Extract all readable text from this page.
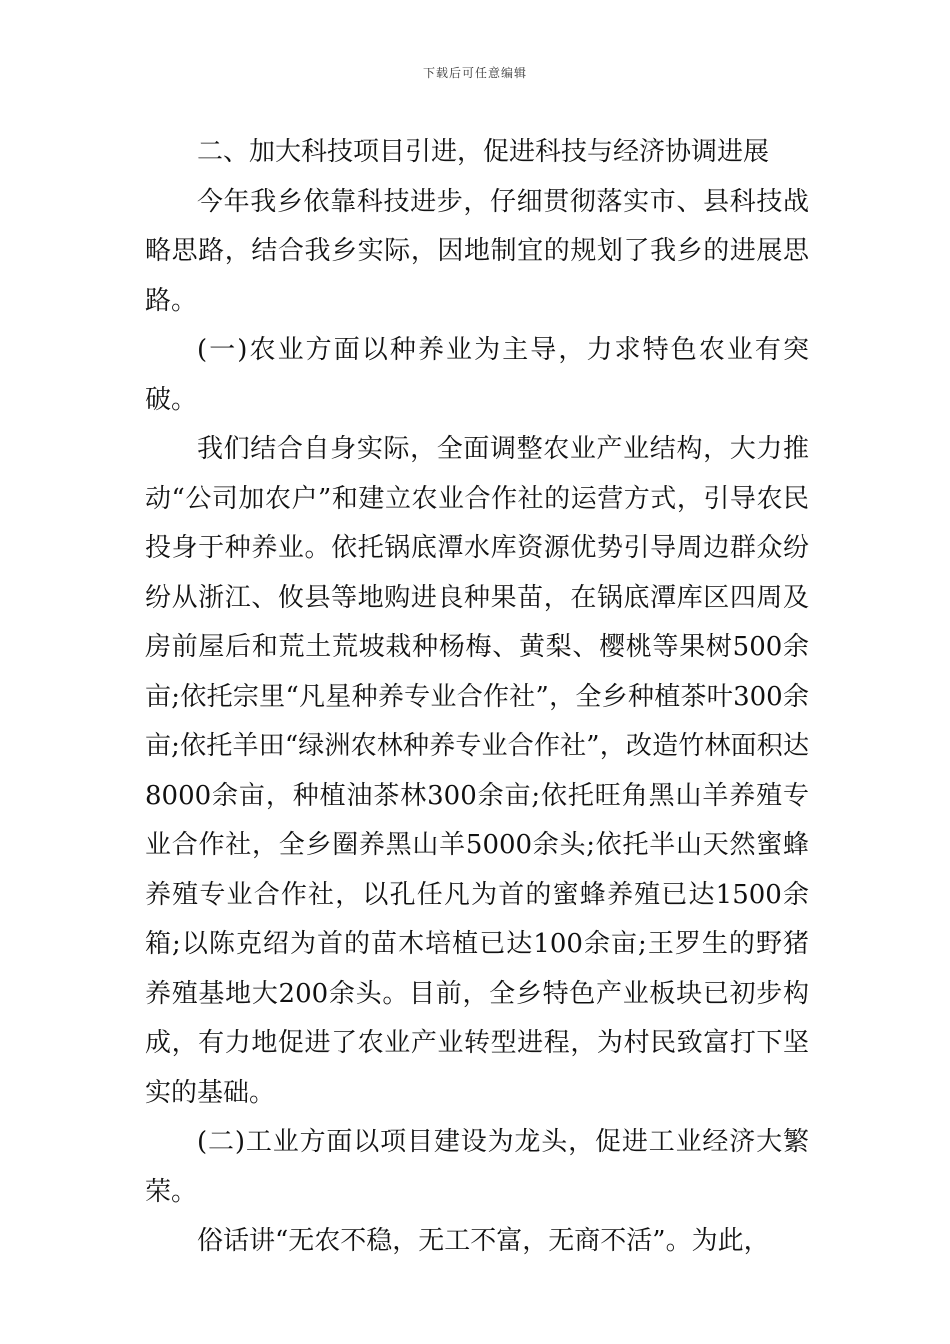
下载后可任意编辑

二、加大科技项目引进，促进科技与经济协调进展

今年我乡依靠科技进步，仔细贯彻落实市、县科技战略思路，结合我乡实际，因地制宜的规划了我乡的进展思路。

(一)农业方面以种养业为主导，力求特色农业有突破。

我们结合自身实际，全面调整农业产业结构，大力推动“公司加农户”和建立农业合作社的运营方式，引导农民投身于种养业。依托锅底潭水库资源优势引导周边群众纷纷从浙江、攸县等地购进良种果苗，在锅底潭库区四周及房前屋后和荒土荒坡栽种杨梅、黄梨、樱桃等果树500余亩;依托宗里“凡星种养专业合作社”，全乡种植茶叶300余亩;依托羊田“绿洲农林种养专业合作社”，改造竹林面积达8000余亩，种植油茶林300余亩;依托旺角黑山羊养殖专业合作社，全乡圈养黑山羊5000余头;依托半山天然蜜蜂养殖专业合作社，以孔任凡为首的蜜蜂养殖已达1500余箱;以陈克绍为首的苗木培植已达100余亩;王罗生的野猪养殖基地大200余头。目前，全乡特色产业板块已初步构成，有力地促进了农业产业转型进程，为村民致富打下坚实的基础。

(二)工业方面以项目建设为龙头，促进工业经济大繁荣。

俗话讲“无农不稳，无工不富，无商不活”。为此，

**THE PROBLEM:** Copy all the entries word for word. Omit any pictures.

**COMPLETED TASK:**
Extract all readable text from this page.
下载后可任意编辑

二、加大科技项目引进，促进科技与经济协调进展

今年我乡依靠科技进步，仔细贯彻落实市、县科技战略思路，结合我乡实际，因地制宜的规划了我乡的进展思路。

(一)农业方面以种养业为主导，力求特色农业有突破。

我们结合自身实际，全面调整农业产业结构，大力推动“公司加农户”和建立农业合作社的运营方式，引导农民投身于种养业。依托锅底潭水库资源优势引导周边群众纷纷从浙江、攸县等地购进良种果苗，在锅底潭库区四周及房前屋后和荒土荒坡栽种杨梅、黄梨、樱桃等果树500余亩;依托宗里“凡星种养专业合作社”，全乡种植茶叶300余亩;依托羊田“绿洲农林种养专业合作社”，改造竹林面积达8000余亩，种植油茶林300余亩;依托旺角黑山羊养殖专业合作社，全乡圈养黑山羊5000余头;依托半山天然蜜蜂养殖专业合作社，以孔任凡为首的蜜蜂养殖已达1500余箱;以陈克绍为首的苗木培植已达100余亩;王罗生的野猪养殖基地大200余头。目前，全乡特色产业板块已初步构成，有力地促进了农业产业转型进程，为村民致富打下坚实的基础。

(二)工业方面以项目建设为龙头，促进工业经济大繁荣。

俗话讲“无农不稳，无工不富，无商不活”。为此，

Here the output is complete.